─── Data for the task ───
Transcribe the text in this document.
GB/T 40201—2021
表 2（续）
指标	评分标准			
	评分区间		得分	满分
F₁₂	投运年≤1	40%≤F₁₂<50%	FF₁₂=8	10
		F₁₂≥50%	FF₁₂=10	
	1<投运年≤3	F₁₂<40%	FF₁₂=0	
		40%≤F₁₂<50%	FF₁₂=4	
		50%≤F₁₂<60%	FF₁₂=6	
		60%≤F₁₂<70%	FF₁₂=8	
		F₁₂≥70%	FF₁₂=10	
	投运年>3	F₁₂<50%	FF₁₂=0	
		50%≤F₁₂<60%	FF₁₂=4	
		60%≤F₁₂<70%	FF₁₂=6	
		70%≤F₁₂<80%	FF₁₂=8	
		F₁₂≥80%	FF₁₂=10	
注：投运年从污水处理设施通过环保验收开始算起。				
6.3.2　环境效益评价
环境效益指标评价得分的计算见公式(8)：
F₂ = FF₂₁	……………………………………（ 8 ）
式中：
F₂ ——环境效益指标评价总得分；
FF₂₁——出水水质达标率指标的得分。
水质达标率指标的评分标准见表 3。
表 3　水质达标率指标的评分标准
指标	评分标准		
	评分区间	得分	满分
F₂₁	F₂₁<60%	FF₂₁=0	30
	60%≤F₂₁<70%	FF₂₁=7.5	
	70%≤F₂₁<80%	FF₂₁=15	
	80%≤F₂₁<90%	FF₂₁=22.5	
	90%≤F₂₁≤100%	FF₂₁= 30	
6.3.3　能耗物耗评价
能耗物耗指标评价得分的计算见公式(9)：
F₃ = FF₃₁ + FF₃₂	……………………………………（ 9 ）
───
**Problem to solve:**
Reproduce the full set of records precisely.

**Output:**
Transcribe the text in this document.
GB/T 40201—2021
表 2（续）
指标	评分标准			
	评分区间		得分	满分
F₁₂	投运年≤1	40%≤F₁₂<50%	FF₁₂=8	10
		F₁₂≥50%	FF₁₂=10	
	1<投运年≤3	F₁₂<40%	FF₁₂=0	
		40%≤F₁₂<50%	FF₁₂=4	
		50%≤F₁₂<60%	FF₁₂=6	
		60%≤F₁₂<70%	FF₁₂=8	
		F₁₂≥70%	FF₁₂=10	
	投运年>3	F₁₂<50%	FF₁₂=0	
		50%≤F₁₂<60%	FF₁₂=4	
		60%≤F₁₂<70%	FF₁₂=6	
		70%≤F₁₂<80%	FF₁₂=8	
		F₁₂≥80%	FF₁₂=10	
注：投运年从污水处理设施通过环保验收开始算起。				
6.3.2　环境效益评价
环境效益指标评价得分的计算见公式(8)：
F₂ = FF₂₁	……………………………………（ 8 ）
式中：
F₂ ——环境效益指标评价总得分；
FF₂₁——出水水质达标率指标的得分。
水质达标率指标的评分标准见表 3。
表 3　水质达标率指标的评分标准
指标	评分标准		
	评分区间	得分	满分
F₂₁	F₂₁<60%	FF₂₁=0	30
	60%≤F₂₁<70%	FF₂₁=7.5	
	70%≤F₂₁<80%	FF₂₁=15	
	80%≤F₂₁<90%	FF₂₁=22.5	
	90%≤F₂₁≤100%	FF₂₁= 30	
6.3.3　能耗物耗评价
能耗物耗指标评价得分的计算见公式(9)：
F₃ = FF₃₁ + FF₃₂	……………………………………（ 9 ）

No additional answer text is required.